Repeat, exactly and completely, the entries shown underneath.

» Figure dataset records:
:::

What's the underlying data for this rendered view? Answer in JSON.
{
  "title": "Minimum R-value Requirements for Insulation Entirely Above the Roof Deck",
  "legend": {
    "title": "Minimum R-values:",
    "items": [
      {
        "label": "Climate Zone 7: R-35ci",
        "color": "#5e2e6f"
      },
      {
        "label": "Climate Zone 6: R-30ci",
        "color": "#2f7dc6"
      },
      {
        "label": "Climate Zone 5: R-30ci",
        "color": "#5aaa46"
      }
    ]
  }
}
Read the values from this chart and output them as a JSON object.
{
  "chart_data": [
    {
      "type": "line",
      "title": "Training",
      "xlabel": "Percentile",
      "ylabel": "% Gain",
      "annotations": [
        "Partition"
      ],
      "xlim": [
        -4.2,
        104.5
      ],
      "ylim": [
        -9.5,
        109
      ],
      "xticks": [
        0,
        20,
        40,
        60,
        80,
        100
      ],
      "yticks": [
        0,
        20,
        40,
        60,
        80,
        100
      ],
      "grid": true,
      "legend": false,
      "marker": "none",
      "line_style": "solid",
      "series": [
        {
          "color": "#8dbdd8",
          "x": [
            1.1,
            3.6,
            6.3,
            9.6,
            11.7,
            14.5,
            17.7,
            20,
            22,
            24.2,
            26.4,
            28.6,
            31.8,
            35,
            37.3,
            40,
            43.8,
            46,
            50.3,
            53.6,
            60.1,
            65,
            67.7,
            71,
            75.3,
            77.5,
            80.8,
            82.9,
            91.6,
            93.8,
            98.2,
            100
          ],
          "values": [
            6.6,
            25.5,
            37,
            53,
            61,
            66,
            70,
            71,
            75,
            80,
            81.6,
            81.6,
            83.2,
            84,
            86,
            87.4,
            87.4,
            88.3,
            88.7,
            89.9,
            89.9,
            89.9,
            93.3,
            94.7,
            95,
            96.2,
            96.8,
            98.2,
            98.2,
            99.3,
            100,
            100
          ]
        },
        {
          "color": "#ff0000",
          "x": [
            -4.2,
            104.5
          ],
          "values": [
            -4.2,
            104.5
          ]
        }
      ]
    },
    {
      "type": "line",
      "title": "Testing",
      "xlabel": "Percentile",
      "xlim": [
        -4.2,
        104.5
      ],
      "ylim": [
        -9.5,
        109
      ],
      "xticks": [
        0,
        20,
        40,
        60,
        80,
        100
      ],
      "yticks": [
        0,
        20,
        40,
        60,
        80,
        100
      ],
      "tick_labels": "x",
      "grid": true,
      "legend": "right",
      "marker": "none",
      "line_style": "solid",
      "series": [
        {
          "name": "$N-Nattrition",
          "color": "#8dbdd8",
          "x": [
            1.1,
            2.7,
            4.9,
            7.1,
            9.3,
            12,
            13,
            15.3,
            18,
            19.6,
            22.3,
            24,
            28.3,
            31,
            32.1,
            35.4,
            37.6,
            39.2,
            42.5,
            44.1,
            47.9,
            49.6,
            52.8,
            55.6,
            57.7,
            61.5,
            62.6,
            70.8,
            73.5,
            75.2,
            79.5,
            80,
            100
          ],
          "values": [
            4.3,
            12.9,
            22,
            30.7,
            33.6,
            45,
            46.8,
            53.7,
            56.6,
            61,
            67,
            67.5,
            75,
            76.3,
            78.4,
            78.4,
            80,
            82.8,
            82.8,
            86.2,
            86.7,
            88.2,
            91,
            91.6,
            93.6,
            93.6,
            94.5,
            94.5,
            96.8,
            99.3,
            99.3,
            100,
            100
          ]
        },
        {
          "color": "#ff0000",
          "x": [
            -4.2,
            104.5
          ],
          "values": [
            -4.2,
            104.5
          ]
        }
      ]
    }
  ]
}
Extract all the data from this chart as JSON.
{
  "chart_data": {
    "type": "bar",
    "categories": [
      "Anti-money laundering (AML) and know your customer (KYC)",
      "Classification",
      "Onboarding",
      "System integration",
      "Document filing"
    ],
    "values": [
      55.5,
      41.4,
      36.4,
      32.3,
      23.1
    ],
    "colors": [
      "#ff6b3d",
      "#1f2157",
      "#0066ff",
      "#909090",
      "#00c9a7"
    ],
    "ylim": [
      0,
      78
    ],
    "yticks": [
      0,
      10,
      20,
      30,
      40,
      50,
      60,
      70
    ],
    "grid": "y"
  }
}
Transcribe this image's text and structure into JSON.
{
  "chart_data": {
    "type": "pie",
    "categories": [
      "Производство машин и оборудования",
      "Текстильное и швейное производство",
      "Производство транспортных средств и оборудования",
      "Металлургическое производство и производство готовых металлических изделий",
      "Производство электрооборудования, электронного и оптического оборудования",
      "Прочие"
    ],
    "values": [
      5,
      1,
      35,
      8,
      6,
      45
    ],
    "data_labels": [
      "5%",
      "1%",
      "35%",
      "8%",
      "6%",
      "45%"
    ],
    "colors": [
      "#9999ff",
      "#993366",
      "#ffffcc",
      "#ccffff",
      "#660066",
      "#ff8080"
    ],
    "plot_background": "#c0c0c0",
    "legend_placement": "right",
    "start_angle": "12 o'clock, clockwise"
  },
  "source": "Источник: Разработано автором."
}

:::

» Result:
What's the underlying data for this rendered view? Answer in JSON.
{
  "title": "Minimum R-value Requirements for Insulation Entirely Above the Roof Deck",
  "legend": {
    "title": "Minimum R-values:",
    "items": [
      {
        "label": "Climate Zone 7: R-35ci",
        "color": "#5e2e6f"
      },
      {
        "label": "Climate Zone 6: R-30ci",
        "color": "#2f7dc6"
      },
      {
        "label": "Climate Zone 5: R-30ci",
        "color": "#5aaa46"
      }
    ]
  }
}
Read the values from this chart and output them as a JSON object.
{
  "chart_data": [
    {
      "type": "line",
      "title": "Training",
      "xlabel": "Percentile",
      "ylabel": "% Gain",
      "annotations": [
        "Partition"
      ],
      "xlim": [
        -4.2,
        104.5
      ],
      "ylim": [
        -9.5,
        109
      ],
      "xticks": [
        0,
        20,
        40,
        60,
        80,
        100
      ],
      "yticks": [
        0,
        20,
        40,
        60,
        80,
        100
      ],
      "grid": true,
      "legend": false,
      "marker": "none",
      "line_style": "solid",
      "series": [
        {
          "color": "#8dbdd8",
          "x": [
            1.1,
            3.6,
            6.3,
            9.6,
            11.7,
            14.5,
            17.7,
            20,
            22,
            24.2,
            26.4,
            28.6,
            31.8,
            35,
            37.3,
            40,
            43.8,
            46,
            50.3,
            53.6,
            60.1,
            65,
            67.7,
            71,
            75.3,
            77.5,
            80.8,
            82.9,
            91.6,
            93.8,
            98.2,
            100
          ],
          "values": [
            6.6,
            25.5,
            37,
            53,
            61,
            66,
            70,
            71,
            75,
            80,
            81.6,
            81.6,
            83.2,
            84,
            86,
            87.4,
            87.4,
            88.3,
            88.7,
            89.9,
            89.9,
            89.9,
            93.3,
            94.7,
            95,
            96.2,
            96.8,
            98.2,
            98.2,
            99.3,
            100,
            100
          ]
        },
        {
          "color": "#ff0000",
          "x": [
            -4.2,
            104.5
          ],
          "values": [
            -4.2,
            104.5
          ]
        }
      ]
    },
    {
      "type": "line",
      "title": "Testing",
      "xlabel": "Percentile",
      "xlim": [
        -4.2,
        104.5
      ],
      "ylim": [
        -9.5,
        109
      ],
      "xticks": [
        0,
        20,
        40,
        60,
        80,
        100
      ],
      "yticks": [
        0,
        20,
        40,
        60,
        80,
        100
      ],
      "tick_labels": "x",
      "grid": true,
      "legend": "right",
      "marker": "none",
      "line_style": "solid",
      "series": [
        {
          "name": "$N-Nattrition",
          "color": "#8dbdd8",
          "x": [
            1.1,
            2.7,
            4.9,
            7.1,
            9.3,
            12,
            13,
            15.3,
            18,
            19.6,
            22.3,
            24,
            28.3,
            31,
            32.1,
            35.4,
            37.6,
            39.2,
            42.5,
            44.1,
            47.9,
            49.6,
            52.8,
            55.6,
            57.7,
            61.5,
            62.6,
            70.8,
            73.5,
            75.2,
            79.5,
            80,
            100
          ],
          "values": [
            4.3,
            12.9,
            22,
            30.7,
            33.6,
            45,
            46.8,
            53.7,
            56.6,
            61,
            67,
            67.5,
            75,
            76.3,
            78.4,
            78.4,
            80,
            82.8,
            82.8,
            86.2,
            86.7,
            88.2,
            91,
            91.6,
            93.6,
            93.6,
            94.5,
            94.5,
            96.8,
            99.3,
            99.3,
            100,
            100
          ]
        },
        {
          "color": "#ff0000",
          "x": [
            -4.2,
            104.5
          ],
          "values": [
            -4.2,
            104.5
          ]
        }
      ]
    }
  ]
}
Extract all the data from this chart as JSON.
{
  "chart_data": {
    "type": "bar",
    "categories": [
      "Anti-money laundering (AML) and know your customer (KYC)",
      "Classification",
      "Onboarding",
      "System integration",
      "Document filing"
    ],
    "values": [
      55.5,
      41.4,
      36.4,
      32.3,
      23.1
    ],
    "colors": [
      "#ff6b3d",
      "#1f2157",
      "#0066ff",
      "#909090",
      "#00c9a7"
    ],
    "ylim": [
      0,
      78
    ],
    "yticks": [
      0,
      10,
      20,
      30,
      40,
      50,
      60,
      70
    ],
    "grid": "y"
  }
}
Transcribe this image's text and structure into JSON.
{
  "chart_data": {
    "type": "pie",
    "categories": [
      "Производство машин и оборудования",
      "Текстильное и швейное производство",
      "Производство транспортных средств и оборудования",
      "Металлургическое производство и производство готовых металлических изделий",
      "Производство электрооборудования, электронного и оптического оборудования",
      "Прочие"
    ],
    "values": [
      5,
      1,
      35,
      8,
      6,
      45
    ],
    "data_labels": [
      "5%",
      "1%",
      "35%",
      "8%",
      "6%",
      "45%"
    ],
    "colors": [
      "#9999ff",
      "#993366",
      "#ffffcc",
      "#ccffff",
      "#660066",
      "#ff8080"
    ],
    "plot_background": "#c0c0c0",
    "legend_placement": "right",
    "start_angle": "12 o'clock, clockwise"
  },
  "source": "Источник: Разработано автором."
}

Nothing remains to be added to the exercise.